WHAT YOU WILL DO =
Take each line that has the word "triangle" and return it.

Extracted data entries
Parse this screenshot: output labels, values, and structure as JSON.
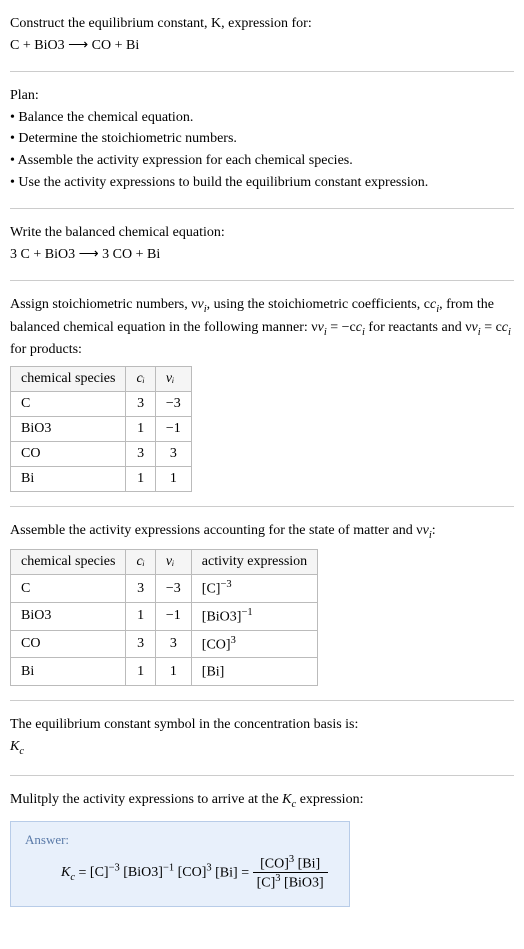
{
  "header": {
    "prompt_line1": "Construct the equilibrium constant, K, expression for:",
    "equation_unbalanced": "C + BiO3  ⟶  CO + Bi"
  },
  "plan": {
    "title": "Plan:",
    "items": [
      "• Balance the chemical equation.",
      "• Determine the stoichiometric numbers.",
      "• Assemble the activity expression for each chemical species.",
      "• Use the activity expressions to build the equilibrium constant expression."
    ]
  },
  "balanced": {
    "intro": "Write the balanced chemical equation:",
    "equation": "3 C + BiO3  ⟶  3 CO + Bi"
  },
  "stoich": {
    "intro_a": "Assign stoichiometric numbers, ν",
    "intro_b": ", using the stoichiometric coefficients, c",
    "intro_c": ", from the balanced chemical equation in the following manner: ν",
    "intro_d": " = −c",
    "intro_e": " for reactants and ν",
    "intro_f": " = c",
    "intro_g": " for products:",
    "headers": {
      "h1": "chemical species",
      "h2": "cᵢ",
      "h3": "νᵢ"
    },
    "rows": [
      {
        "species": "C",
        "ci": "3",
        "vi": "−3"
      },
      {
        "species": "BiO3",
        "ci": "1",
        "vi": "−1"
      },
      {
        "species": "CO",
        "ci": "3",
        "vi": "3"
      },
      {
        "species": "Bi",
        "ci": "1",
        "vi": "1"
      }
    ]
  },
  "activity": {
    "intro_a": "Assemble the activity expressions accounting for the state of matter and ν",
    "intro_b": ":",
    "headers": {
      "h1": "chemical species",
      "h2": "cᵢ",
      "h3": "νᵢ",
      "h4": "activity expression"
    },
    "rows": [
      {
        "species": "C",
        "ci": "3",
        "vi": "−3",
        "act_base": "[C]",
        "act_exp": "−3"
      },
      {
        "species": "BiO3",
        "ci": "1",
        "vi": "−1",
        "act_base": "[BiO3]",
        "act_exp": "−1"
      },
      {
        "species": "CO",
        "ci": "3",
        "vi": "3",
        "act_base": "[CO]",
        "act_exp": "3"
      },
      {
        "species": "Bi",
        "ci": "1",
        "vi": "1",
        "act_base": "[Bi]",
        "act_exp": ""
      }
    ]
  },
  "symbol_section": {
    "line1": "The equilibrium constant symbol in the concentration basis is:",
    "symbol_base": "K",
    "symbol_sub": "c"
  },
  "multiply": {
    "intro_a": "Mulitply the activity expressions to arrive at the ",
    "intro_b": " expression:",
    "k_base": "K",
    "k_sub": "c"
  },
  "answer": {
    "label": "Answer:",
    "lhs_base": "K",
    "lhs_sub": "c",
    "term1_base": "[C]",
    "term1_exp": "−3",
    "term2_base": "[BiO3]",
    "term2_exp": "−1",
    "term3_base": "[CO]",
    "term3_exp": "3",
    "term4_base": "[Bi]",
    "frac_num_a": "[CO]",
    "frac_num_a_exp": "3",
    "frac_num_b": " [Bi]",
    "frac_den_a": "[C]",
    "frac_den_a_exp": "3",
    "frac_den_b": " [BiO3]"
  },
  "chart_data": {
    "type": "table",
    "tables": [
      {
        "title": "Stoichiometric numbers",
        "columns": [
          "chemical species",
          "c_i",
          "ν_i"
        ],
        "rows": [
          [
            "C",
            3,
            -3
          ],
          [
            "BiO3",
            1,
            -1
          ],
          [
            "CO",
            3,
            3
          ],
          [
            "Bi",
            1,
            1
          ]
        ]
      },
      {
        "title": "Activity expressions",
        "columns": [
          "chemical species",
          "c_i",
          "ν_i",
          "activity expression"
        ],
        "rows": [
          [
            "C",
            3,
            -3,
            "[C]^-3"
          ],
          [
            "BiO3",
            1,
            -1,
            "[BiO3]^-1"
          ],
          [
            "CO",
            3,
            3,
            "[CO]^3"
          ],
          [
            "Bi",
            1,
            1,
            "[Bi]"
          ]
        ]
      }
    ]
  }
}
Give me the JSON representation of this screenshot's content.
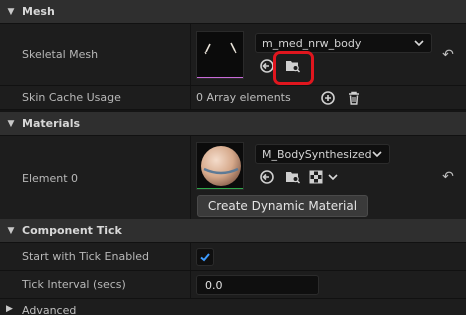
{
  "sections": {
    "mesh": "Mesh",
    "materials": "Materials",
    "component_tick": "Component Tick",
    "advanced": "Advanced"
  },
  "mesh": {
    "skeletal_mesh_label": "Skeletal Mesh",
    "skeletal_mesh_value": "m_med_nrw_body",
    "skin_cache_label": "Skin Cache Usage",
    "skin_cache_value": "0 Array elements"
  },
  "materials": {
    "element_label": "Element 0",
    "element_value": "M_BodySynthesized",
    "create_button": "Create Dynamic Material"
  },
  "tick": {
    "start_enabled_label": "Start with Tick Enabled",
    "start_enabled_checked": true,
    "interval_label": "Tick Interval (secs)",
    "interval_value": "0.0"
  },
  "icons": {
    "section_expanded": "triangle-down-icon",
    "section_collapsed": "triangle-right-icon",
    "use_selected": "arrow-left-circle-icon",
    "browse": "folder-search-icon",
    "add": "plus-circle-icon",
    "delete": "trash-icon",
    "reset": "reset-arrow-icon",
    "checker": "checkerboard-icon"
  },
  "colors": {
    "highlight": "#e0161e",
    "checkbox_check": "#3d9bff",
    "mesh_underline": "#c86ad8",
    "material_underline": "#2fa84a"
  }
}
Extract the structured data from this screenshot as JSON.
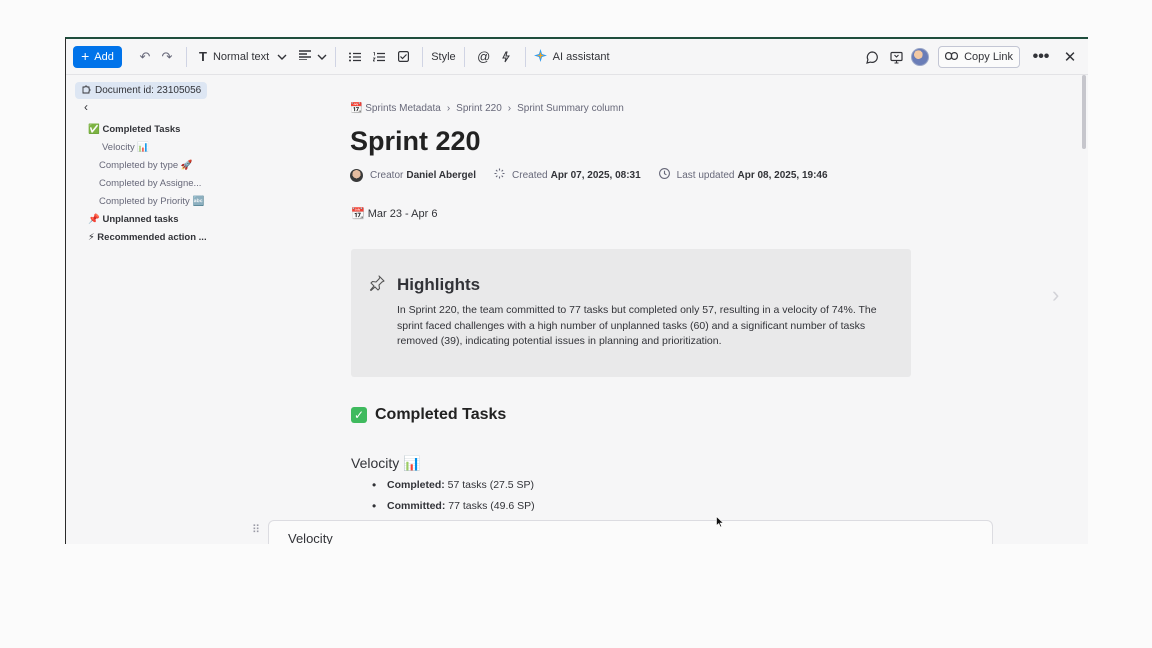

EXERCISE SOLUTION =
    "section_expanded": "triangle-down-icon",
    "section_collapsed": "triangle-right-icon",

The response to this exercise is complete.